DATA SECTION:
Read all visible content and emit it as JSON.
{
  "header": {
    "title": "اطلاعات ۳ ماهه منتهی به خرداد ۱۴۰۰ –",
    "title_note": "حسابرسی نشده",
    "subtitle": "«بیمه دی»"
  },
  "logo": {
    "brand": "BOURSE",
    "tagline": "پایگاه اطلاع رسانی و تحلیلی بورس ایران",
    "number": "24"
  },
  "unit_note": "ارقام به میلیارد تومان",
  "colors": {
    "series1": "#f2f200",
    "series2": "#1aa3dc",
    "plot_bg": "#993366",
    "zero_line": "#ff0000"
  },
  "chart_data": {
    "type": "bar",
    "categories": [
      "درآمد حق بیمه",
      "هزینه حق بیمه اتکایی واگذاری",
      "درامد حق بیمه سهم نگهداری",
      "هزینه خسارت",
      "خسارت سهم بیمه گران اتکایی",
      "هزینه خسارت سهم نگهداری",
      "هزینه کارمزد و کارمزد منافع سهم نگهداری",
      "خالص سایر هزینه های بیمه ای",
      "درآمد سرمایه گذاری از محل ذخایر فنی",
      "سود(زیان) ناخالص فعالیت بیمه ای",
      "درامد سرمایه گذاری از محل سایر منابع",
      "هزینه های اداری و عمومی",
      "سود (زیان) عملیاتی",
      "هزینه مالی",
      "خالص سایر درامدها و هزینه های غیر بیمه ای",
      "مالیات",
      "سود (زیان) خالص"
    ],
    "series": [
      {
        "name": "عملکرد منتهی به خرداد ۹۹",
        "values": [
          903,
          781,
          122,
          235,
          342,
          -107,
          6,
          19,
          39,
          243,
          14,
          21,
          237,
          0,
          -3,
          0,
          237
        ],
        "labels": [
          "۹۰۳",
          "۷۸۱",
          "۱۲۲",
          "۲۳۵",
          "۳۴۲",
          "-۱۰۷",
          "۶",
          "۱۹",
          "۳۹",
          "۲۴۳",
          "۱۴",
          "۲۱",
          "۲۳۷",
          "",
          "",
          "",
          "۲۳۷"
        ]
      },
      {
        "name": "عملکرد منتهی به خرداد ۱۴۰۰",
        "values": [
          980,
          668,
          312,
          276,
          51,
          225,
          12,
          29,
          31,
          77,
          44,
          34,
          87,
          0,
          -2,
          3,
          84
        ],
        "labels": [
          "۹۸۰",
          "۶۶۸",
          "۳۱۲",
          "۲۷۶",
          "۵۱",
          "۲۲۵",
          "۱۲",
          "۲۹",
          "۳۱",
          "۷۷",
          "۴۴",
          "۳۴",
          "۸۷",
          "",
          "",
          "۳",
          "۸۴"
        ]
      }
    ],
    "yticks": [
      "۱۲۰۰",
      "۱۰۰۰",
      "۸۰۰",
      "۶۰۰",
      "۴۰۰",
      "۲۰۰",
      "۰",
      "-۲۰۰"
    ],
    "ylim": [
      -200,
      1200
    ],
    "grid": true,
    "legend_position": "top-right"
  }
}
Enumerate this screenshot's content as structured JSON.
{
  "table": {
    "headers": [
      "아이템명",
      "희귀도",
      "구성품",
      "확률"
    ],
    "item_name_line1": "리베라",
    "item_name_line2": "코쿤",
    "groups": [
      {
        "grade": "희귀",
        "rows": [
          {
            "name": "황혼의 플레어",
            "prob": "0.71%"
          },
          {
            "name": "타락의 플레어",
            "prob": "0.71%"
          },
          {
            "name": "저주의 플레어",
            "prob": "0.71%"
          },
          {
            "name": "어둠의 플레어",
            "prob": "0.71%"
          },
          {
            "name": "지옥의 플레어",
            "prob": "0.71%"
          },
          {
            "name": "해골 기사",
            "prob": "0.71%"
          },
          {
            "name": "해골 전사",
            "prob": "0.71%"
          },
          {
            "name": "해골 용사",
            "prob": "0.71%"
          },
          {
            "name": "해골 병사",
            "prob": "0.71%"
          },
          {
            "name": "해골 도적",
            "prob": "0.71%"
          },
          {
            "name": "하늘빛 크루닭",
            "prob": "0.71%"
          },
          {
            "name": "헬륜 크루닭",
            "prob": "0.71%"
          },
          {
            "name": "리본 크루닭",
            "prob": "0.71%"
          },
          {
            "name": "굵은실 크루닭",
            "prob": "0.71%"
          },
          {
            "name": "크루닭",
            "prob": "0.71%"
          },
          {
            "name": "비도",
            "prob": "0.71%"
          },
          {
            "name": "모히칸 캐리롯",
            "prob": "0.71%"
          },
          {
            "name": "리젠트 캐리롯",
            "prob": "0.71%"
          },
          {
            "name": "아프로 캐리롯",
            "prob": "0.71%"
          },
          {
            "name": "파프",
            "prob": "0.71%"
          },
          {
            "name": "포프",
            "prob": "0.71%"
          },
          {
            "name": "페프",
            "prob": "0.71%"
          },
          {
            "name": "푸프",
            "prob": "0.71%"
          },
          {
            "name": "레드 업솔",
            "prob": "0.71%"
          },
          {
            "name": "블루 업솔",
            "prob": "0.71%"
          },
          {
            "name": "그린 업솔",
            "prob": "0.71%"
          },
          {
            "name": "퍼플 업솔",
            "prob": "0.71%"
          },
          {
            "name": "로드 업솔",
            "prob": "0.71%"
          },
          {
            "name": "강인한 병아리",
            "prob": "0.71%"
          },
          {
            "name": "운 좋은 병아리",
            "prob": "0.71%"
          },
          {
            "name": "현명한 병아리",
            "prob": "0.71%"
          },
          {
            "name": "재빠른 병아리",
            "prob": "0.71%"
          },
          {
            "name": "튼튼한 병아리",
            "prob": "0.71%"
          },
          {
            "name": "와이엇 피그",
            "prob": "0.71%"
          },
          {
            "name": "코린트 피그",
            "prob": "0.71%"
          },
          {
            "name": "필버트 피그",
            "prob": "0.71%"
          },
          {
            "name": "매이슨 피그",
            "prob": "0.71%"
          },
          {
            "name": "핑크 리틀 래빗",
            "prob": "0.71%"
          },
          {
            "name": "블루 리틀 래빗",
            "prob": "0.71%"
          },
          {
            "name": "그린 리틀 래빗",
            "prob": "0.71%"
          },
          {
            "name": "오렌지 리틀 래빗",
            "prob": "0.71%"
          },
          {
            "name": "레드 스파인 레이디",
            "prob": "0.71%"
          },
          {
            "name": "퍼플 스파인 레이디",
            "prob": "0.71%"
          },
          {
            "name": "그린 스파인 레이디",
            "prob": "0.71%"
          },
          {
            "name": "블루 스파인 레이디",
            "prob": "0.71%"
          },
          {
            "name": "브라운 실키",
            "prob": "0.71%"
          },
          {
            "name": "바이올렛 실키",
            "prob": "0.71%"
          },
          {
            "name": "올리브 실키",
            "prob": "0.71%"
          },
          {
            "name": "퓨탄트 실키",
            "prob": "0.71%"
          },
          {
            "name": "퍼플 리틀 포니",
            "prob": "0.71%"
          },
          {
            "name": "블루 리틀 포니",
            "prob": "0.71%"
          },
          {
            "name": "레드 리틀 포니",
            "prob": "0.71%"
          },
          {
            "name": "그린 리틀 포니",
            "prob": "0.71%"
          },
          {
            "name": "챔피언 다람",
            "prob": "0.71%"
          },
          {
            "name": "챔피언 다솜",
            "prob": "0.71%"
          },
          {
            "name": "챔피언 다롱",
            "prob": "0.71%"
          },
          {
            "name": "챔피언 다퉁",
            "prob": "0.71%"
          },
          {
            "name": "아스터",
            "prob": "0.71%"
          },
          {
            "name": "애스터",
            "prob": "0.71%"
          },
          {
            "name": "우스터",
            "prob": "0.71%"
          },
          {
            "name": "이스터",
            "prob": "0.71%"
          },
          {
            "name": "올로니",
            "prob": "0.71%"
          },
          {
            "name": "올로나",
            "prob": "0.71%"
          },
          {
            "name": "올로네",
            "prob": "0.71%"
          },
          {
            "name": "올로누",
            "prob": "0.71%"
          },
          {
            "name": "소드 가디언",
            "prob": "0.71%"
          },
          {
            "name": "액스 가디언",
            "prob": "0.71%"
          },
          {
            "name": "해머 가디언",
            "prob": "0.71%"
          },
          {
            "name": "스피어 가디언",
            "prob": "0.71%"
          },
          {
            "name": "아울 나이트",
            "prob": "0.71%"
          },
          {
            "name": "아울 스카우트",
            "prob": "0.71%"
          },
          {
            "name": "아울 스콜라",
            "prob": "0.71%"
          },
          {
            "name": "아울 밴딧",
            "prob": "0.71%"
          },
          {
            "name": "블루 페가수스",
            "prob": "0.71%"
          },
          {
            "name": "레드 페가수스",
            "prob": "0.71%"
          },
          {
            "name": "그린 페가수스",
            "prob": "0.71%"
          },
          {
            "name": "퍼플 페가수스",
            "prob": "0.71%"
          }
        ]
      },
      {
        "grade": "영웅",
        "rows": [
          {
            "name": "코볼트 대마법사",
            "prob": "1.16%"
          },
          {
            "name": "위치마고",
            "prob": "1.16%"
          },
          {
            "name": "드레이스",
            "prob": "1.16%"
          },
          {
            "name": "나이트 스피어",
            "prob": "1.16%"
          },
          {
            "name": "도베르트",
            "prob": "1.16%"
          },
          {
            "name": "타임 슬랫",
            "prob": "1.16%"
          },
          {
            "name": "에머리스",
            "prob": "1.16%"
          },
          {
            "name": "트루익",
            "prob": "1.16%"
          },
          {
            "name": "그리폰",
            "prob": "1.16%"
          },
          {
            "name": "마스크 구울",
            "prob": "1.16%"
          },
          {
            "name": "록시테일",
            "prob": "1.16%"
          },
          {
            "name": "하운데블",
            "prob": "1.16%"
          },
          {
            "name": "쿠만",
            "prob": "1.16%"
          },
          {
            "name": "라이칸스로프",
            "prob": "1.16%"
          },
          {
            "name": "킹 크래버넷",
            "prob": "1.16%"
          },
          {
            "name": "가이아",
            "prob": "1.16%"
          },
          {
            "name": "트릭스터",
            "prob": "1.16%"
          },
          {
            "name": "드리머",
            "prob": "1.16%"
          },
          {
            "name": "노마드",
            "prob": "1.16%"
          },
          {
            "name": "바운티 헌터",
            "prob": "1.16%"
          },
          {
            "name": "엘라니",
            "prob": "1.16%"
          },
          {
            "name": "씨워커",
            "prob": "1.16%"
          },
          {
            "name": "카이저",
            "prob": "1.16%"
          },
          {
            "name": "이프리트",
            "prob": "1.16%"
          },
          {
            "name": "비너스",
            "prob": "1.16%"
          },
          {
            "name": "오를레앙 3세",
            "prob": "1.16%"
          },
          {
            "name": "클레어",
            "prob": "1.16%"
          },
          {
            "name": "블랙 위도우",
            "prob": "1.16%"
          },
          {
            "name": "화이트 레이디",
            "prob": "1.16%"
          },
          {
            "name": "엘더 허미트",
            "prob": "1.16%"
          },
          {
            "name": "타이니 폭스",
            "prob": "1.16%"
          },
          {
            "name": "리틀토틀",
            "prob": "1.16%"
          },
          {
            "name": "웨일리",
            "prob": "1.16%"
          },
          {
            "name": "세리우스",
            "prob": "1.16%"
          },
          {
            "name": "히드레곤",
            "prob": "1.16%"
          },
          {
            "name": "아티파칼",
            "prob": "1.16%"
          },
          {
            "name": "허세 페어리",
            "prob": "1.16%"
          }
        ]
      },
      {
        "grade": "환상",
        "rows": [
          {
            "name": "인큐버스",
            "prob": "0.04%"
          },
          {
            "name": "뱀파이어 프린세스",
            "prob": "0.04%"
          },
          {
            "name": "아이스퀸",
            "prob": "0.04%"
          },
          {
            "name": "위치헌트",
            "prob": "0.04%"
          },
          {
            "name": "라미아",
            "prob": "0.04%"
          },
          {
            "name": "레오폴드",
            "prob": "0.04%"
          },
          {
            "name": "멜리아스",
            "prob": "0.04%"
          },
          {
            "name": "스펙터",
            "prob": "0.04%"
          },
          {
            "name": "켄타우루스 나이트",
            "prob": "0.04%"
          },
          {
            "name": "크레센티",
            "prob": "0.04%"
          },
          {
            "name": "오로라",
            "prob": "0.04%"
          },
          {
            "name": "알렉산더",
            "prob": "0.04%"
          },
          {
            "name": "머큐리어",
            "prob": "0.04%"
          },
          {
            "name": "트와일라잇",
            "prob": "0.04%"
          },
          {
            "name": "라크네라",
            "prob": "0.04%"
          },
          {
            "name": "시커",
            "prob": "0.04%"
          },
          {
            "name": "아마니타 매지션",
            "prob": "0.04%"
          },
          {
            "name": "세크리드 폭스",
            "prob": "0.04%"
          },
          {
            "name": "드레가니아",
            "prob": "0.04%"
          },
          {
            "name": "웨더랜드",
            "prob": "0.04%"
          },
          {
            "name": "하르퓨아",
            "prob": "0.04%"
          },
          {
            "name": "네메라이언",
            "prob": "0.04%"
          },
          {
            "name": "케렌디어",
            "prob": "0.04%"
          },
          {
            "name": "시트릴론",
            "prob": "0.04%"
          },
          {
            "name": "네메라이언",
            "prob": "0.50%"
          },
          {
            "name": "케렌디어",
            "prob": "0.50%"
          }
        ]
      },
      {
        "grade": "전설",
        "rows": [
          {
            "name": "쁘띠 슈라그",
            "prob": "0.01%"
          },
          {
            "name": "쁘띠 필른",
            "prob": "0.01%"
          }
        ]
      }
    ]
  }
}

SET EXERCISE: Wherever a line in the data above holds "درآمد", copy that line.

EXERCISE RESPONSE:
      "درآمد حق بیمه",
      "درآمد سرمایه گذاری از محل ذخایر فنی",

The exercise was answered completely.